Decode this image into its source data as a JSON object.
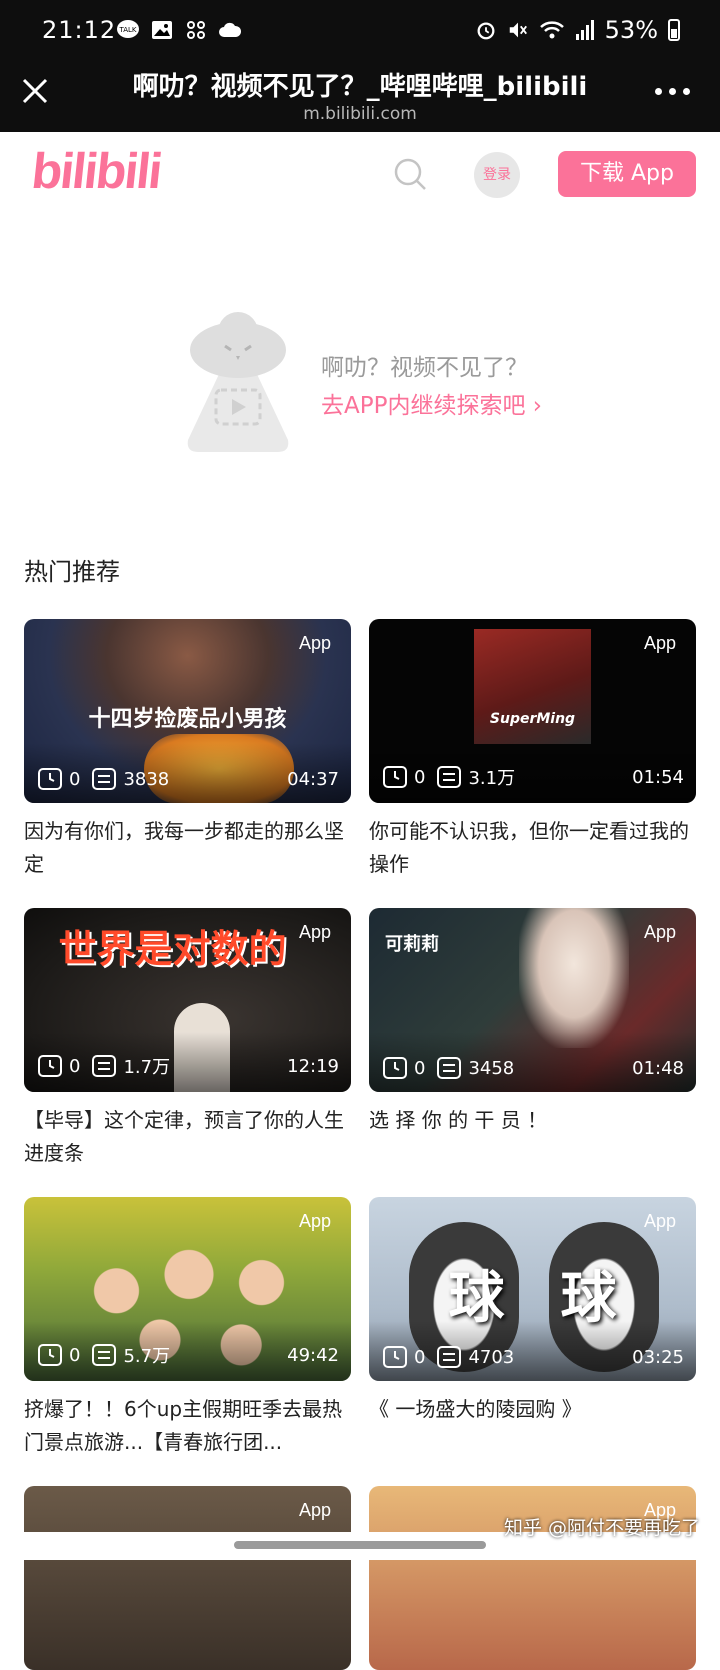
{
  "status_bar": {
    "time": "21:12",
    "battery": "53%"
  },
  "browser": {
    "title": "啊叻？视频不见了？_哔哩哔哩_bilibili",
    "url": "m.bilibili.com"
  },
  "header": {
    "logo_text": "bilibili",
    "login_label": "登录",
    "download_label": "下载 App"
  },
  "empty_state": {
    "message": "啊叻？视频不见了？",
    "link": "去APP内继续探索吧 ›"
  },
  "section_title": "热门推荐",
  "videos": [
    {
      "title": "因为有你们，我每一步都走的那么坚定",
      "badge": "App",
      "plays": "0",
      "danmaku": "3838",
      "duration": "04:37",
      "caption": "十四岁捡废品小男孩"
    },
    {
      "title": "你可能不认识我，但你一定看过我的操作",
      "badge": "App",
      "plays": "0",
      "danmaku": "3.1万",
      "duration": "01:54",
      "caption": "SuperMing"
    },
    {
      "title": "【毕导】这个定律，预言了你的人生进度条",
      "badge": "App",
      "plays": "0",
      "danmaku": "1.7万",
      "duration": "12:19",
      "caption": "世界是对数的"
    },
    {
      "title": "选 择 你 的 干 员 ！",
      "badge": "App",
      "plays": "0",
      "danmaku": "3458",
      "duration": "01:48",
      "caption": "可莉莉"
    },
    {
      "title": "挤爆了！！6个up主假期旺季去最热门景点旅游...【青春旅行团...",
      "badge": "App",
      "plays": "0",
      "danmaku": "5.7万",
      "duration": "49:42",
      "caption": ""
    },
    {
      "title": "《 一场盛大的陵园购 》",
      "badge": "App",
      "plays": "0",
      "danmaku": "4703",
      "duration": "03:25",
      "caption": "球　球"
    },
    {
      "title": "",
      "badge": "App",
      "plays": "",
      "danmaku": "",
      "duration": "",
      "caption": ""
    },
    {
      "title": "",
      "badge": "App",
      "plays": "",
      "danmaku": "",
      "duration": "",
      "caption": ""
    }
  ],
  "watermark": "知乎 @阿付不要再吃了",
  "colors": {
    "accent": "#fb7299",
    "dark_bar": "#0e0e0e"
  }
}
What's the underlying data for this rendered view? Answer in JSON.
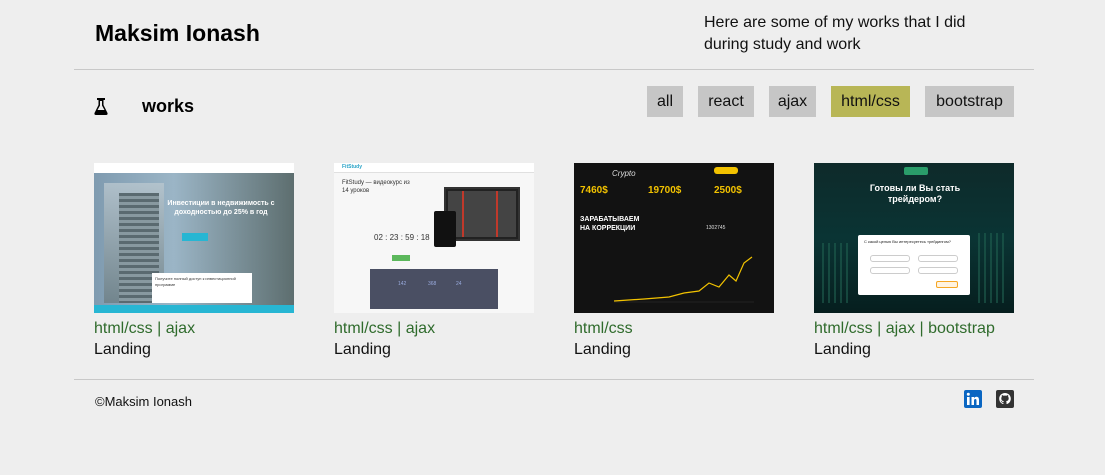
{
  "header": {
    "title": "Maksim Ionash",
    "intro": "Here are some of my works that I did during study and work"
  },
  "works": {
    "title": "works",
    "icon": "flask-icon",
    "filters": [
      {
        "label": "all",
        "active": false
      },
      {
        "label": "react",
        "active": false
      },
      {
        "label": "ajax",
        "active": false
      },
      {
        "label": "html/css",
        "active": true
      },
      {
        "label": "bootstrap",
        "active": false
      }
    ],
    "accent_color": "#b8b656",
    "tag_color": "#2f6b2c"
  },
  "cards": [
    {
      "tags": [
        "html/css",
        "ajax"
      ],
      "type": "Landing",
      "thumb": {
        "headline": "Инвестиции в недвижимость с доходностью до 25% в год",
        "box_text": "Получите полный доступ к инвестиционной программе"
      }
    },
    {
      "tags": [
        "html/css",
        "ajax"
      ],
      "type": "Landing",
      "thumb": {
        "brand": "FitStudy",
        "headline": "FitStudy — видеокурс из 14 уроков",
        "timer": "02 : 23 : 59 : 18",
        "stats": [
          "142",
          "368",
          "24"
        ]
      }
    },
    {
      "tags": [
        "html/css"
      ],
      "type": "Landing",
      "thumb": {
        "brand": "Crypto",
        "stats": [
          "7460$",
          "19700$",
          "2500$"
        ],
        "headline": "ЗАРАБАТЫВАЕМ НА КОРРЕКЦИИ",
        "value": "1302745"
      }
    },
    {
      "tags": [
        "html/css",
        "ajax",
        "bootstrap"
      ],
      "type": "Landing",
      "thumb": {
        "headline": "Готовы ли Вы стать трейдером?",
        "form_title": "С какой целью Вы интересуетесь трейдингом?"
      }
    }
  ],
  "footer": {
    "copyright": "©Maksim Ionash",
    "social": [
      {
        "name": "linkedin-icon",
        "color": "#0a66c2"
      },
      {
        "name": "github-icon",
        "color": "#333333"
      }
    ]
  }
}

+++++

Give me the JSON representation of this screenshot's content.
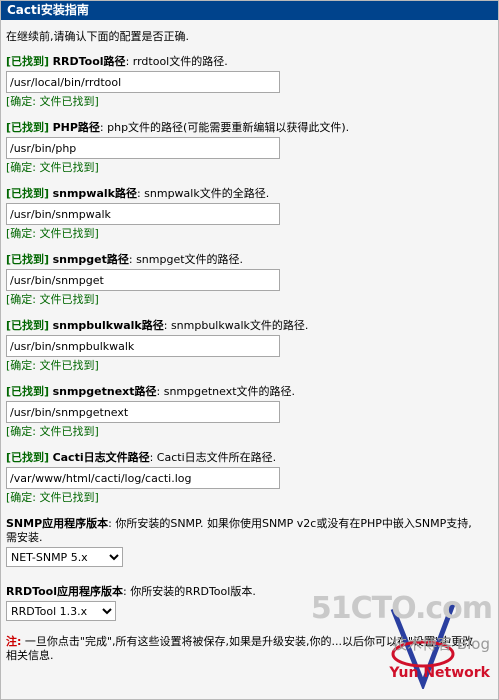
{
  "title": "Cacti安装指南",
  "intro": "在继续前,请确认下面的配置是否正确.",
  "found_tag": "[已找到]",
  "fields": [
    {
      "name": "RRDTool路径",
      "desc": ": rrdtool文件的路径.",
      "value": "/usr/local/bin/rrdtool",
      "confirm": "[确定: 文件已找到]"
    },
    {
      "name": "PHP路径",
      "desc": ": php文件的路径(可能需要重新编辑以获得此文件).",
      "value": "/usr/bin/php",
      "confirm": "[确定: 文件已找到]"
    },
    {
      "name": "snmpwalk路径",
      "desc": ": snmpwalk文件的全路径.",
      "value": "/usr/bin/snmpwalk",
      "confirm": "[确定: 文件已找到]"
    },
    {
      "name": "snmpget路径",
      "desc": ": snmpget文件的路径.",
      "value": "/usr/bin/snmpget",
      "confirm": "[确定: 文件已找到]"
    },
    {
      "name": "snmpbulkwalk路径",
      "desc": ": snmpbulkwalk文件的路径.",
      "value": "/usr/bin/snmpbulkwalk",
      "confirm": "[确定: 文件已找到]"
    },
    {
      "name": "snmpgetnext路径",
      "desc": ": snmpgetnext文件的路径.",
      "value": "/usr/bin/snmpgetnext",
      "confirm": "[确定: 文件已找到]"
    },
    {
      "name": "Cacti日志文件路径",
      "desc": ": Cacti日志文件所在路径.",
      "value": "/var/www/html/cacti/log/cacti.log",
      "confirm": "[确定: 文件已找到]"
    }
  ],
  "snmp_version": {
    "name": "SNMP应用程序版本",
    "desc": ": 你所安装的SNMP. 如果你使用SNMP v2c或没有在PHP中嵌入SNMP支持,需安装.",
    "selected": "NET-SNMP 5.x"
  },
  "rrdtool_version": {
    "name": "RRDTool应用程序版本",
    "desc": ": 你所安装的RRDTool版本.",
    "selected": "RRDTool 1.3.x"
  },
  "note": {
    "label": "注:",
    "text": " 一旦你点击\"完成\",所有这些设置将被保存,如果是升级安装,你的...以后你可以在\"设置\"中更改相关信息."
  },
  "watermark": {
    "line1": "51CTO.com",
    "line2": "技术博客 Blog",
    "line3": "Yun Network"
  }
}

+++++

PROBLEM REQUIREMENTS →
Pull out all lines from the entries above that include the word "JSON".

EXERCISE RESULT →
Decode this image into its source data as a JSON object.
What's the underlying data for this rendered view? Answer in JSON.
Give me the JSON representation of this screenshot's content.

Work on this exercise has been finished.